> _Information supplied_
^^^^^^^^
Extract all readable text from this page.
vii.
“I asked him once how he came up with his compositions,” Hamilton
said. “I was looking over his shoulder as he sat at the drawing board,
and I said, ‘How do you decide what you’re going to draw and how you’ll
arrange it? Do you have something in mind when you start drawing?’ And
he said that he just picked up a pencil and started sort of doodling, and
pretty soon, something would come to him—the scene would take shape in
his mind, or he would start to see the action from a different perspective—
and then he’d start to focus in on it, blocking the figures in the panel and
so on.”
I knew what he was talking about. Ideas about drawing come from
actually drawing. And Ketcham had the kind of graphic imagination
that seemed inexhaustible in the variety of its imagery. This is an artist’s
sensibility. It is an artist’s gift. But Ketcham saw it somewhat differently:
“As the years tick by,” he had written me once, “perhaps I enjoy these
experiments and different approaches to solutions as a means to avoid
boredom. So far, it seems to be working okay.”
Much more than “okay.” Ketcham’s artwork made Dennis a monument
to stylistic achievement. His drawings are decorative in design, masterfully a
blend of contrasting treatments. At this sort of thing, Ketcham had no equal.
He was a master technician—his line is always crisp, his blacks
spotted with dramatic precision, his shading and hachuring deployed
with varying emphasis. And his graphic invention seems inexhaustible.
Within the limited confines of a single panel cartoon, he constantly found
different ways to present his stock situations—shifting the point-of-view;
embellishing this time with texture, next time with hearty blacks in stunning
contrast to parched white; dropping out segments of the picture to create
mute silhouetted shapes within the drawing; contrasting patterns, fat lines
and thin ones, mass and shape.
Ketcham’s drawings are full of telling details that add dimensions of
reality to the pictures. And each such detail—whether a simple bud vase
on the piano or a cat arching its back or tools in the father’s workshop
^^^^^^^^
> _Given request_
Take the entries above and copy them out exactly.

> _Exercise answer_
Extract all readable text from this page.
vii.
“I asked him once how he came up with his compositions,” Hamilton
said. “I was looking over his shoulder as he sat at the drawing board,
and I said, ‘How do you decide what you’re going to draw and how you’ll
arrange it? Do you have something in mind when you start drawing?’ And
he said that he just picked up a pencil and started sort of doodling, and
pretty soon, something would come to him—the scene would take shape in
his mind, or he would start to see the action from a different perspective—
and then he’d start to focus in on it, blocking the figures in the panel and
so on.”
I knew what he was talking about. Ideas about drawing come from
actually drawing. And Ketcham had the kind of graphic imagination
that seemed inexhaustible in the variety of its imagery. This is an artist’s
sensibility. It is an artist’s gift. But Ketcham saw it somewhat differently:
“As the years tick by,” he had written me once, “perhaps I enjoy these
experiments and different approaches to solutions as a means to avoid
boredom. So far, it seems to be working okay.”
Much more than “okay.” Ketcham’s artwork made Dennis a monument
to stylistic achievement. His drawings are decorative in design, masterfully a
blend of contrasting treatments. At this sort of thing, Ketcham had no equal.
He was a master technician—his line is always crisp, his blacks
spotted with dramatic precision, his shading and hachuring deployed
with varying emphasis. And his graphic invention seems inexhaustible.
Within the limited confines of a single panel cartoon, he constantly found
different ways to present his stock situations—shifting the point-of-view;
embellishing this time with texture, next time with hearty blacks in stunning
contrast to parched white; dropping out segments of the picture to create
mute silhouetted shapes within the drawing; contrasting patterns, fat lines
and thin ones, mass and shape.
Ketcham’s drawings are full of telling details that add dimensions of
reality to the pictures. And each such detail—whether a simple bud vase
on the piano or a cat arching its back or tools in the father’s workshop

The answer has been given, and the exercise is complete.